___ SUPPLIED RECORDS

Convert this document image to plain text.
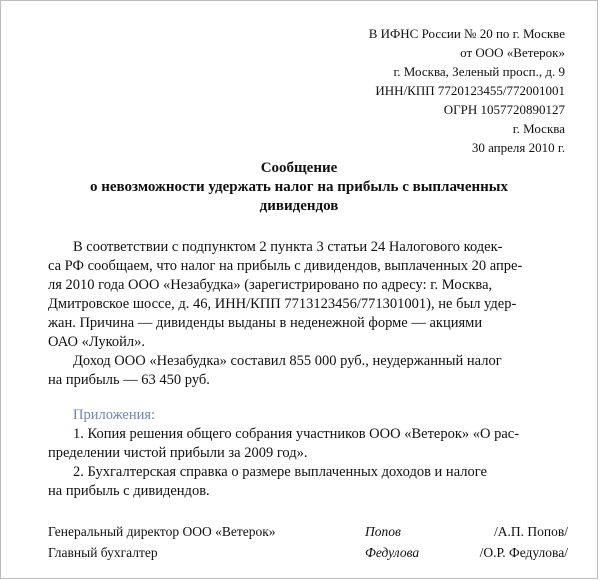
В ИФНС России № 20 по г. Москве
от ООО «Ветерок»
г. Москва, Зеленый просп., д. 9
ИНН/КПП 7720123455/772001001
ОГРН 1057720890127
г. Москва
30 апреля 2010 г.
Сообщение
о невозможности удержать налог на прибыль с выплаченных
дивидендов
В соответствии с подпунктом 2 пункта 3 статьи 24 Налогового кодек-
са РФ сообщаем, что налог на прибыль с дивидендов, выплаченных 20 апре-
ля 2010 года ООО «Незабудка» (зарегистрировано по адресу: г. Москва,
Дмитровское шоссе, д. 46, ИНН/КПП 7713123456/771301001), не был удер-
жан. Причина — дивиденды выданы в неденежной форме — акциями
ОАО «Лукойл».
Доход ООО «Незабудка» составил 855 000 руб., неудержанный налог
на прибыль — 63 450 руб.
Приложения:
1. Копия решения общего собрания участников ООО «Ветерок» «О рас-
пределении чистой прибыли за 2009 год».
2. Бухгалтерская справка о размере выплаченных доходов и налоге
на прибыль с дивидендов.
Генеральный директор ООО «Ветерок»	Попов	/А.П. Попов/
Главный бухгалтер	Федулова	/О.Р. Федулова/
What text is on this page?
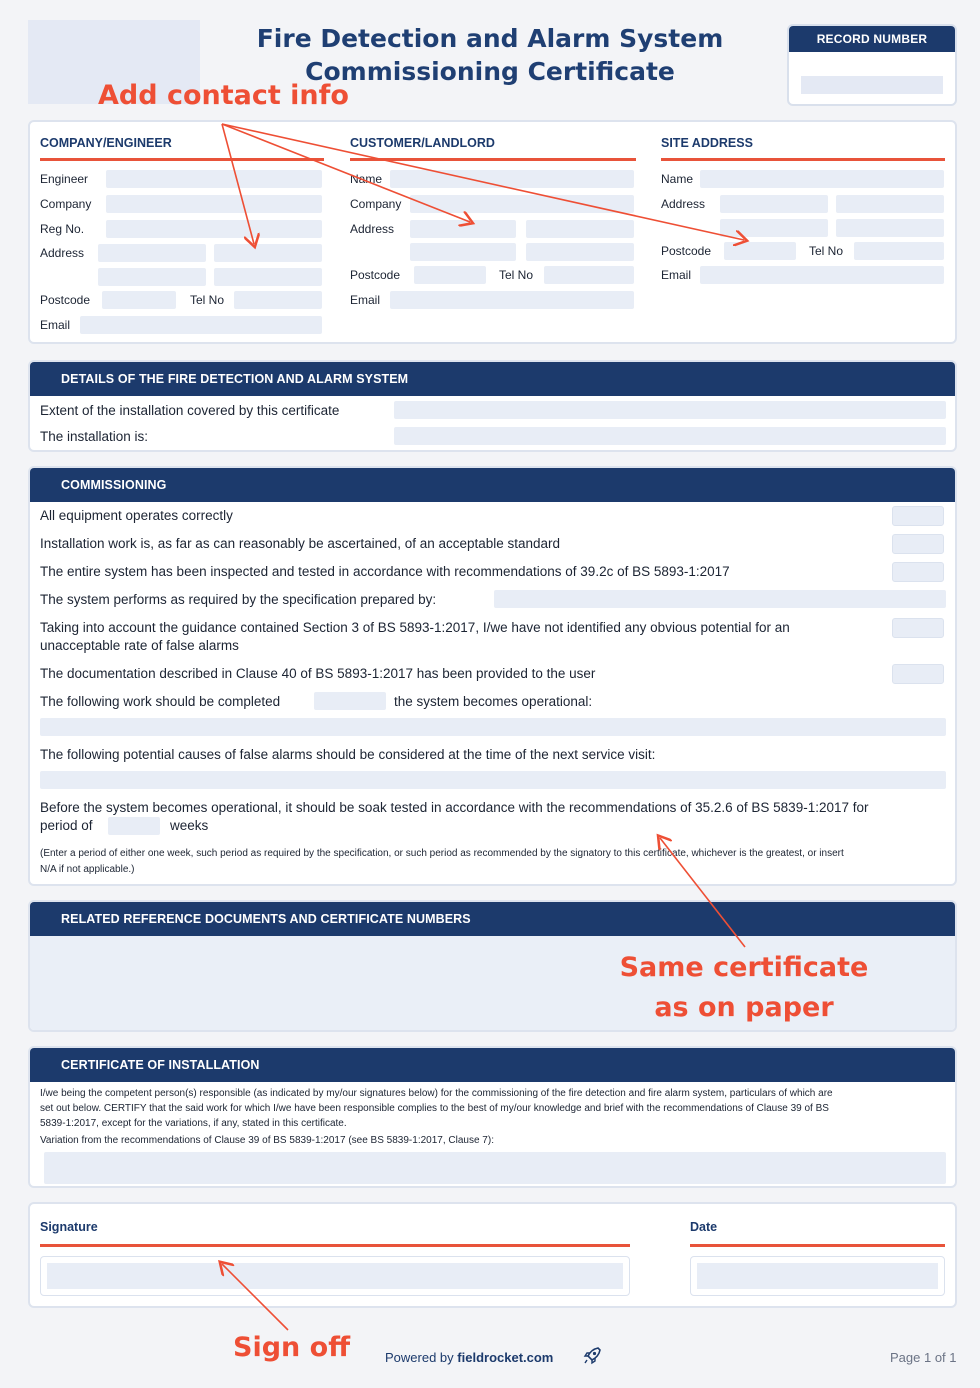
Fire Detection and Alarm System
Commissioning Certificate
RECORD NUMBER
COMPANY/ENGINEER
Engineer
Company
Reg No.
Address
Postcode	Tel No
Email
CUSTOMER/LANDLORD
Name
Company
Address
Postcode	Tel No
Email
SITE ADDRESS
Name
Address
Postcode	Tel No
Email
DETAILS OF THE FIRE DETECTION AND ALARM SYSTEM
Extent of the installation covered by this certificate
The installation is:
COMMISSIONING
All equipment operates correctly
Installation work is, as far as can reasonably be ascertained, of an acceptable standard
The entire system has been inspected and tested in accordance with recommendations of 39.2c of BS 5893-1:2017
The system performs as required by the specification prepared by:
Taking into account the guidance contained Section 3 of BS 5893-1:2017, I/we have not identified any obvious potential for an
unacceptable rate of false alarms
The documentation described in Clause 40 of BS 5893-1:2017 has been provided to the user
The following work should be completed	the system becomes operational:
The following potential causes of false alarms should be considered at the time of the next service visit:
Before the system becomes operational, it should be soak tested in accordance with the recommendations of 35.2.6 of BS 5839-1:2017 for
period of	weeks
(Enter a period of either one week, such period as required by the specification, or such period as recommended by the signatory to this certificate, whichever is the greatest, or insert
N/A if not applicable.)
RELATED REFERENCE DOCUMENTS AND CERTIFICATE NUMBERS
CERTIFICATE OF INSTALLATION
I/we being the competent person(s) responsible (as indicated by my/our signatures below) for the commissioning of the fire detection and fire alarm system, particulars of which are
set out below. CERTIFY that the said work for which I/we have been responsible complies to the best of my/our knowledge and brief with the recommendations of Clause 39 of BS
5839-1:2017, except for the variations, if any, stated in this certificate.
Variation from the recommendations of Clause 39 of BS 5839-1:2017 (see BS 5839-1:2017, Clause 7):
Signature	Date
Powered by fieldrocket.com	Page 1 of 1
Add contact info
Same certificate
as on paper
Sign off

______

TASK PROMPT => Every record must be copied exactly, with images dropped from the result.

EXPECTED OUTPUT =>
Convert this document image to plain text.
В ИФНС России № 20 по г. Москве
от ООО «Ветерок»
г. Москва, Зеленый просп., д. 9
ИНН/КПП 7720123455/772001001
ОГРН 1057720890127
г. Москва
30 апреля 2010 г.
Сообщение
о невозможности удержать налог на прибыль с выплаченных
дивидендов
В соответствии с подпунктом 2 пункта 3 статьи 24 Налогового кодек-
са РФ сообщаем, что налог на прибыль с дивидендов, выплаченных 20 апре-
ля 2010 года ООО «Незабудка» (зарегистрировано по адресу: г. Москва,
Дмитровское шоссе, д. 46, ИНН/КПП 7713123456/771301001), не был удер-
жан. Причина — дивиденды выданы в неденежной форме — акциями
ОАО «Лукойл».
Доход ООО «Незабудка» составил 855 000 руб., неудержанный налог
на прибыль — 63 450 руб.
Приложения:
1. Копия решения общего собрания участников ООО «Ветерок» «О рас-
пределении чистой прибыли за 2009 год».
2. Бухгалтерская справка о размере выплаченных доходов и налоге
на прибыль с дивидендов.
Генеральный директор ООО «Ветерок»	Попов	/А.П. Попов/
Главный бухгалтер	Федулова	/О.Р. Федулова/
What text is on this page?
Fire Detection and Alarm System
Commissioning Certificate
RECORD NUMBER
COMPANY/ENGINEER
Engineer
Company
Reg No.
Address
Postcode	Tel No
Email
CUSTOMER/LANDLORD
Name
Company
Address
Postcode	Tel No
Email
SITE ADDRESS
Name
Address
Postcode	Tel No
Email
DETAILS OF THE FIRE DETECTION AND ALARM SYSTEM
Extent of the installation covered by this certificate
The installation is:
COMMISSIONING
All equipment operates correctly
Installation work is, as far as can reasonably be ascertained, of an acceptable standard
The entire system has been inspected and tested in accordance with recommendations of 39.2c of BS 5893-1:2017
The system performs as required by the specification prepared by:
Taking into account the guidance contained Section 3 of BS 5893-1:2017, I/we have not identified any obvious potential for an
unacceptable rate of false alarms
The documentation described in Clause 40 of BS 5893-1:2017 has been provided to the user
The following work should be completed	the system becomes operational:
The following potential causes of false alarms should be considered at the time of the next service visit:
Before the system becomes operational, it should be soak tested in accordance with the recommendations of 35.2.6 of BS 5839-1:2017 for
period of	weeks
(Enter a period of either one week, such period as required by the specification, or such period as recommended by the signatory to this certificate, whichever is the greatest, or insert
N/A if not applicable.)
RELATED REFERENCE DOCUMENTS AND CERTIFICATE NUMBERS
CERTIFICATE OF INSTALLATION
I/we being the competent person(s) responsible (as indicated by my/our signatures below) for the commissioning of the fire detection and fire alarm system, particulars of which are
set out below. CERTIFY that the said work for which I/we have been responsible complies to the best of my/our knowledge and brief with the recommendations of Clause 39 of BS
5839-1:2017, except for the variations, if any, stated in this certificate.
Variation from the recommendations of Clause 39 of BS 5839-1:2017 (see BS 5839-1:2017, Clause 7):
Signature	Date
Powered by fieldrocket.com	Page 1 of 1
Add contact info
Same certificate
as on paper
Sign off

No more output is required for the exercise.